[Stored entries]
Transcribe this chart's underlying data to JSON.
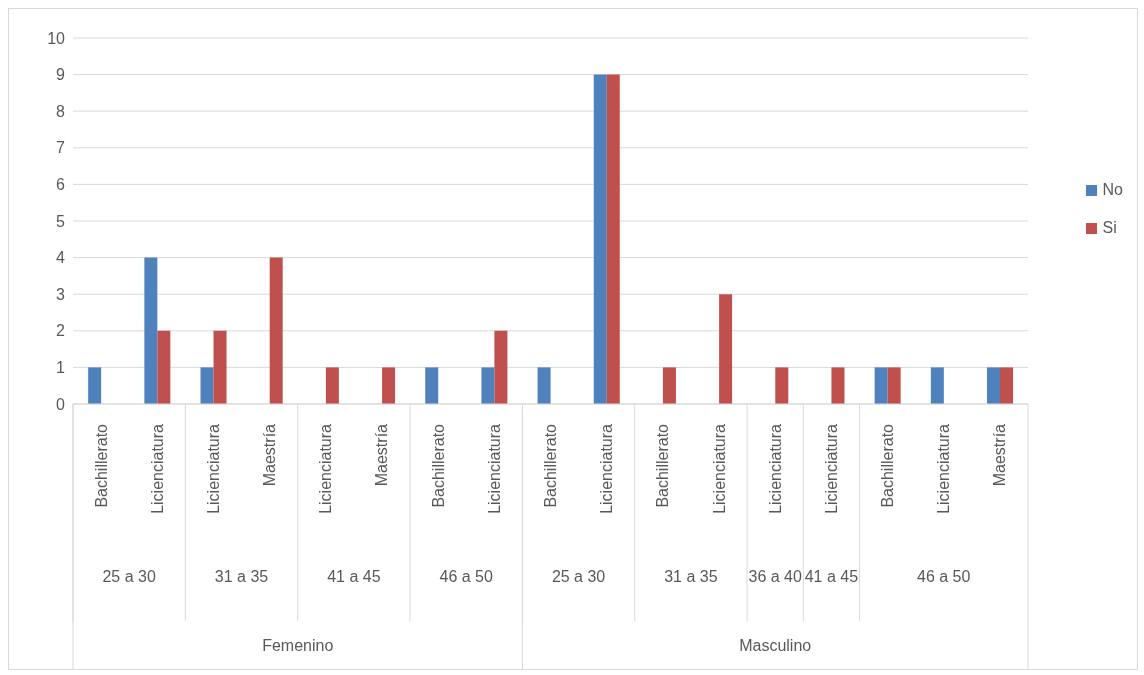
{
  "chart_data": {
    "type": "bar",
    "categories": [
      "Bachillerato",
      "Licienciatura",
      "Licienciatura",
      "Maestría",
      "Licienciatura",
      "Maestría",
      "Bachillerato",
      "Licienciatura",
      "Bachillerato",
      "Licienciatura",
      "Bachillerato",
      "Licienciatura",
      "Licienciatura",
      "Licienciatura",
      "Bachillerato",
      "Licienciatura",
      "Maestría"
    ],
    "series": [
      {
        "name": "No",
        "color": "#4f81bd",
        "values": [
          1,
          4,
          1,
          0,
          0,
          0,
          1,
          1,
          1,
          9,
          0,
          0,
          0,
          0,
          1,
          1,
          1
        ]
      },
      {
        "name": "Si",
        "color": "#c0504d",
        "values": [
          0,
          2,
          2,
          4,
          1,
          1,
          0,
          2,
          0,
          9,
          1,
          3,
          1,
          1,
          1,
          0,
          1
        ]
      }
    ],
    "ylim": [
      0,
      10
    ],
    "yticks": [
      0,
      1,
      2,
      3,
      4,
      5,
      6,
      7,
      8,
      9,
      10
    ],
    "grid": "y",
    "legend": "right",
    "annotations": [
      "25 a 30",
      "31 a 35",
      "41 a 45",
      "46 a 50",
      "25 a 30",
      "31 a 35",
      "36 a 40",
      "41 a 45",
      "46 a 50",
      "Femenino",
      "Masculino"
    ]
  }
}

> _WHAT YOU HAVE TO DO_
Leave out the pictures and retype every line above exactly.

> _FINAL ANSWER_
Transcribe this chart's underlying data to JSON.
{
  "chart_data": {
    "type": "bar",
    "categories": [
      "Bachillerato",
      "Licienciatura",
      "Licienciatura",
      "Maestría",
      "Licienciatura",
      "Maestría",
      "Bachillerato",
      "Licienciatura",
      "Bachillerato",
      "Licienciatura",
      "Bachillerato",
      "Licienciatura",
      "Licienciatura",
      "Licienciatura",
      "Bachillerato",
      "Licienciatura",
      "Maestría"
    ],
    "series": [
      {
        "name": "No",
        "color": "#4f81bd",
        "values": [
          1,
          4,
          1,
          0,
          0,
          0,
          1,
          1,
          1,
          9,
          0,
          0,
          0,
          0,
          1,
          1,
          1
        ]
      },
      {
        "name": "Si",
        "color": "#c0504d",
        "values": [
          0,
          2,
          2,
          4,
          1,
          1,
          0,
          2,
          0,
          9,
          1,
          3,
          1,
          1,
          1,
          0,
          1
        ]
      }
    ],
    "ylim": [
      0,
      10
    ],
    "yticks": [
      0,
      1,
      2,
      3,
      4,
      5,
      6,
      7,
      8,
      9,
      10
    ],
    "grid": "y",
    "legend": "right",
    "annotations": [
      "25 a 30",
      "31 a 35",
      "41 a 45",
      "46 a 50",
      "25 a 30",
      "31 a 35",
      "36 a 40",
      "41 a 45",
      "46 a 50",
      "Femenino",
      "Masculino"
    ]
  }
}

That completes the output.